Assigned task 1: Reproduce the court ruling on the discovery request from "This request asks" up to and including "termination was pretextual.".
Assigned task 2: Pick up the court ruling on the discovery request after its final sentence and keep writing it.

Supplied text:
This request asks Defendant to produce all documents identifying its Center Managers in West Virginia and whether they were licensed respiratory therapists. According to Plaintiff's counsel, the purpose of the discovery request is to collect comparator information regarding center managers who performed unauthorized actions as non-licensed respiratory therapists, but they were not fired like Plaintiff. The ultimate goal would be to show that Defendant's stated reason for Plaintiff's termination was pretextual.
*4 As indicated during the hearing, the Court finds that this discovery request is not reasonably calculated to lead to the discovery of admissible evidence and is overly broad. It primarily asks Defendant to produce documents to prove a negative that the manager was not a licensed respiratory therapist. Further, if any center managers were licensed respiratory therapists, the discovery request could solicit a wide range of documents that are not relevant or proportional to the needs of the case. After considering the parties' briefs and arguments during the hearing, the Court DENIES the motion to compel, in part, concerning request for production of documents number 39.

Dataset excerpts
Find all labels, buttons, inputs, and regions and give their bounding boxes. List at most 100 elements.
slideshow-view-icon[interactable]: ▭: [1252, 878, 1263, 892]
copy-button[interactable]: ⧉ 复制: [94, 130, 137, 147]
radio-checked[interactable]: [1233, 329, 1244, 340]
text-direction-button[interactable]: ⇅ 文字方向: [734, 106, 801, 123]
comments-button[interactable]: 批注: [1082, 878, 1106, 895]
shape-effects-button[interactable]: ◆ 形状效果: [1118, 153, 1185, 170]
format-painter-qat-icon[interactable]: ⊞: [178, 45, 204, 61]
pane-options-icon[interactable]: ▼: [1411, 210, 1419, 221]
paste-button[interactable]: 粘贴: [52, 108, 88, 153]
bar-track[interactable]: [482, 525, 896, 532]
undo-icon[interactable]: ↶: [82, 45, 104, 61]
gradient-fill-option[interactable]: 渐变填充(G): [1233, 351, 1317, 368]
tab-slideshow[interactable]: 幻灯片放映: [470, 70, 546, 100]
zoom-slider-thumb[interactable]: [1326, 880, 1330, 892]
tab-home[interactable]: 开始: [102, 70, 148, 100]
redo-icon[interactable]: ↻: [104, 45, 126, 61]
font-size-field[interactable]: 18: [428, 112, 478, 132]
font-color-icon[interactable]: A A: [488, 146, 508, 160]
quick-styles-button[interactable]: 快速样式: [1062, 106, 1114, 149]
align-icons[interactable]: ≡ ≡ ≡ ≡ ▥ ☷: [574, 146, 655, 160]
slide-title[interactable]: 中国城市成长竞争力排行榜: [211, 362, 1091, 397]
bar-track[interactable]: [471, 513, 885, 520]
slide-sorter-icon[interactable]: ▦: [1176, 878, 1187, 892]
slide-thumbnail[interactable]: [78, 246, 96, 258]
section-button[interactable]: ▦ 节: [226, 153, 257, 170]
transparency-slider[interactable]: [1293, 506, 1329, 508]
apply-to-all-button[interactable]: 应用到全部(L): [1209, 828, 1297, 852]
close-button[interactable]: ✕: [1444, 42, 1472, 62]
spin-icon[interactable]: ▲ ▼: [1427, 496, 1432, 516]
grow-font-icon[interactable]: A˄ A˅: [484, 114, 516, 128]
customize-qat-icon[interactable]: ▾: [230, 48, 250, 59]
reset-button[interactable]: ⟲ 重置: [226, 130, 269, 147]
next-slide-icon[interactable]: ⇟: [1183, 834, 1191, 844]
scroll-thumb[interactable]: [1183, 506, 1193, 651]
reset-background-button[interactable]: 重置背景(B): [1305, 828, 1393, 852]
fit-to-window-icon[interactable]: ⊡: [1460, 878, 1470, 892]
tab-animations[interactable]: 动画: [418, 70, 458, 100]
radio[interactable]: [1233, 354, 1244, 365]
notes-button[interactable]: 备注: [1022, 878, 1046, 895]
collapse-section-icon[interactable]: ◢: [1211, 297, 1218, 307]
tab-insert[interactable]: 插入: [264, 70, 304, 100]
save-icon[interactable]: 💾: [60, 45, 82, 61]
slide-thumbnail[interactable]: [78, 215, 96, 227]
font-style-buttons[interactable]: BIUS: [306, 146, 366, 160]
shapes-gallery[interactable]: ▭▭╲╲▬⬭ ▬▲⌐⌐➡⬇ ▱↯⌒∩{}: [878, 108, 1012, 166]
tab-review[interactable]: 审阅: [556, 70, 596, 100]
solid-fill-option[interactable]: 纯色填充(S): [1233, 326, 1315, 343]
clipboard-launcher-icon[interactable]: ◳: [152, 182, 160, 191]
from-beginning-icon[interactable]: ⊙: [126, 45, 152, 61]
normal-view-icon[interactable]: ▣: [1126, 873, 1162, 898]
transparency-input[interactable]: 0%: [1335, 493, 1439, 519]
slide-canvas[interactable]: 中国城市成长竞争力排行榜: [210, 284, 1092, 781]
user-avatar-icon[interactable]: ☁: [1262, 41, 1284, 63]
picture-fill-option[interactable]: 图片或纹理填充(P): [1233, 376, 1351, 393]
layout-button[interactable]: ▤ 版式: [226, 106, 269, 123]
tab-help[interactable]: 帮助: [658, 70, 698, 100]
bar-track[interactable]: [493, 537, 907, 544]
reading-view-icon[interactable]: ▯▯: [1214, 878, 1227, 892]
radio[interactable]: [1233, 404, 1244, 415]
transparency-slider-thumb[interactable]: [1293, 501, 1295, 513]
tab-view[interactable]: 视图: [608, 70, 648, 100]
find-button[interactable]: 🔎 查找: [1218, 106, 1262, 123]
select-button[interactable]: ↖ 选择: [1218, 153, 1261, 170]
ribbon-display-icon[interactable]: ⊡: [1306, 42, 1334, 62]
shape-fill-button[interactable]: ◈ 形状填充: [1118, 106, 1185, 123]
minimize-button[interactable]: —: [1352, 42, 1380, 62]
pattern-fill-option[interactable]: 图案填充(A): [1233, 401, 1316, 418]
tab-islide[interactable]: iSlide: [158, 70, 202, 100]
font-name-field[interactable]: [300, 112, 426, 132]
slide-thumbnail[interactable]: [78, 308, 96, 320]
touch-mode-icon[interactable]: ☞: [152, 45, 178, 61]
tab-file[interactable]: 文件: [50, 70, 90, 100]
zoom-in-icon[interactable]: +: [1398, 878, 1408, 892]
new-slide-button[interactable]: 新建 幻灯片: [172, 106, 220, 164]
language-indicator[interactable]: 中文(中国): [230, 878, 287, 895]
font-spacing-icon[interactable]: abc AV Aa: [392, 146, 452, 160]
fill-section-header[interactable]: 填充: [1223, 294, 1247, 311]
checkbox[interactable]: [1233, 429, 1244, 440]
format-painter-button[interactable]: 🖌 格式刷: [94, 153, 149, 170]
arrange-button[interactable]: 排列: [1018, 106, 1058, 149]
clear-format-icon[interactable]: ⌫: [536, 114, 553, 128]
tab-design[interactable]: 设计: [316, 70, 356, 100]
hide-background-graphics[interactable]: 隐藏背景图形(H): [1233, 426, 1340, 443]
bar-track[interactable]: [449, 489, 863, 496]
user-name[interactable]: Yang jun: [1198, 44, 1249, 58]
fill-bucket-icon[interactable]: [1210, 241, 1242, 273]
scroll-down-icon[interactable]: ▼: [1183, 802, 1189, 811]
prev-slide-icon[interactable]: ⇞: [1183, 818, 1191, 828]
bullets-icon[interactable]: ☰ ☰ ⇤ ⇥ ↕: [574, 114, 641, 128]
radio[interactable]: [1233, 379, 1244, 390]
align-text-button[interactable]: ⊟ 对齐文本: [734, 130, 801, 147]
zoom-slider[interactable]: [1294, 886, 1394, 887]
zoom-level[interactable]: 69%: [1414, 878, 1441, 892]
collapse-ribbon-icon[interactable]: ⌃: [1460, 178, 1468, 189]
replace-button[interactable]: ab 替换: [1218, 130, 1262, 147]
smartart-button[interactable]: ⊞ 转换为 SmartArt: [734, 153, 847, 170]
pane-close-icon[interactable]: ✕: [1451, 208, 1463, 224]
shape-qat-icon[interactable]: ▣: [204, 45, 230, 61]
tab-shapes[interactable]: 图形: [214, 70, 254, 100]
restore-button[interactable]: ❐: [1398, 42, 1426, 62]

Written answer 1:
This request asks Defendant to produce all documents identifying its Center Managers in West Virginia and whether they were licensed respiratory therapists. According to Plaintiff's counsel, the purpose of the discovery request is to collect comparator information regarding center managers who performed unauthorized actions as non-licensed respiratory therapists, but they were not fired like Plaintiff. The ultimate goal would be to show that Defendant's stated reason for Plaintiff's termination was pretextual.

Written answer 2:
This request seeks the production of all documents showing any kind of disciplinary action to center managers since January 1, 2016. (ECF No. 39 at 13). Defendant objected to this request, but it identified that no center managers were fired in West Virginia during Plaintiff's employment for reporting compliance issues. (Id. at 13-14). The Court finds that this discovery request seeks discoverable information, but it is likewise overly broad in scope. As stated by Defendant's counsel during the hearing, Defendant has approximately one thousand centers all operated by center managers who may have been disciplined for a variety of reasons. Given Defendant's contention during the hearing that Plaintiff was fired for changing the settings on a CPAP machine in contravention of West Virginia regulatory law, the Court finds it reasonable to limit the geographical and subject matter of the request. The Court GRANTS the motion to compel, in part, and orders Defendant to supplement its response to request for production of documents number 40 within fourteen (14) days regarding center managers in West Virginia that were accused of or disciplined for changing the settings on CPAP machines since January 1, 2016.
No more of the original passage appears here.